• Entries supplied:
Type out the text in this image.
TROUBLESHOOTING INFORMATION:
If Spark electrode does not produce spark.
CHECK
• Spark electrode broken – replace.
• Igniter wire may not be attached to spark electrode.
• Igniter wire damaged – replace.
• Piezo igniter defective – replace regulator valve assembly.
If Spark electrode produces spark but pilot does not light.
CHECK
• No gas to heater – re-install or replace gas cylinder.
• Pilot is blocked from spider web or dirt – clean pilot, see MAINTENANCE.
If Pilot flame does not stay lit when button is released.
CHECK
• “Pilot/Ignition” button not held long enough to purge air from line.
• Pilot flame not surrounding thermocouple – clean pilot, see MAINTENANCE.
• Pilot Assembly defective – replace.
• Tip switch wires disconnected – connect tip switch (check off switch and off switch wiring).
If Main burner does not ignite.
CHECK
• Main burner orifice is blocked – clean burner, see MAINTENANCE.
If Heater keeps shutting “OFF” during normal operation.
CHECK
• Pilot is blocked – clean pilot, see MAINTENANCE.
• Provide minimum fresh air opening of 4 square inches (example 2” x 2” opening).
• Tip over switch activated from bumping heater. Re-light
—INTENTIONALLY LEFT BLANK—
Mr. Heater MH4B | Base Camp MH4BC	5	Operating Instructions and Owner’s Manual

...

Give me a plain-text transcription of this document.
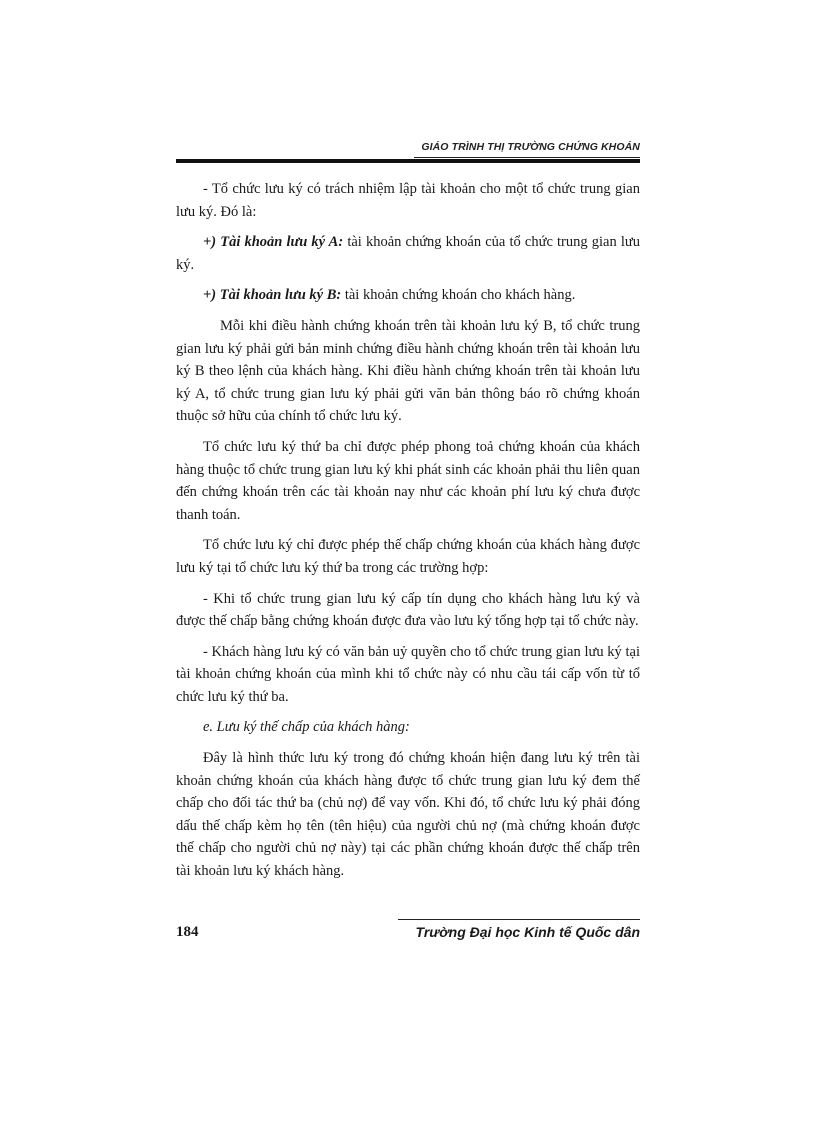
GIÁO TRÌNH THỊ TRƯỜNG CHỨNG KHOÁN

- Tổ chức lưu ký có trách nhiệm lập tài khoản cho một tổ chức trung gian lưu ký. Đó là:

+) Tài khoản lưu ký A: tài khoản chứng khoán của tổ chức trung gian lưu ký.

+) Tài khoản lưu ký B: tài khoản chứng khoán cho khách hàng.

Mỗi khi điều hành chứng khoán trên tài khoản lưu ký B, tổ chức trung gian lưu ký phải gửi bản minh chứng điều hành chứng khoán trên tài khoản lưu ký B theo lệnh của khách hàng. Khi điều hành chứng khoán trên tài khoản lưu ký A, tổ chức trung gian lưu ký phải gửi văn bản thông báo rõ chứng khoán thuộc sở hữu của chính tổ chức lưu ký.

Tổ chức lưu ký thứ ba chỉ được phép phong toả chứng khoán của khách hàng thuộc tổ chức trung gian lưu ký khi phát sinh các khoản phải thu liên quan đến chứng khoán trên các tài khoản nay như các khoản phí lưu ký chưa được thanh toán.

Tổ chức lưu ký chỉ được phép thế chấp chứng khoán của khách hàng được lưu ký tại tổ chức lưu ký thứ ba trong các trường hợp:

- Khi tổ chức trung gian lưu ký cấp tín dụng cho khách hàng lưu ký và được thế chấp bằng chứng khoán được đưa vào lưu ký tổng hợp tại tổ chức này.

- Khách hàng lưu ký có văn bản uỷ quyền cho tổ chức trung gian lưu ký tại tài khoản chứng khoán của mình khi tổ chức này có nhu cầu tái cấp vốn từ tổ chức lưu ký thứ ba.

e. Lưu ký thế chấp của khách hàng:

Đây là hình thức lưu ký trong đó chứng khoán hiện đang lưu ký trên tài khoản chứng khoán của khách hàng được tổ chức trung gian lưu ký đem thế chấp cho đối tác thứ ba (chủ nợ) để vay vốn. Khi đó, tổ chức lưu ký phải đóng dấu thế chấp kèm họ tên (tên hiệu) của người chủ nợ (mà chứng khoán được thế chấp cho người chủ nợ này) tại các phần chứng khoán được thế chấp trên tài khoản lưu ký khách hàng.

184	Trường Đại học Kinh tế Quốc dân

• Your goal: Identify all lines where the word "flame" shows up. Copy them.

• Solution to the exercise:
If Pilot flame does not stay lit when button is released.
• Pilot flame not surrounding thermocouple – clean pilot, see MAINTENANCE.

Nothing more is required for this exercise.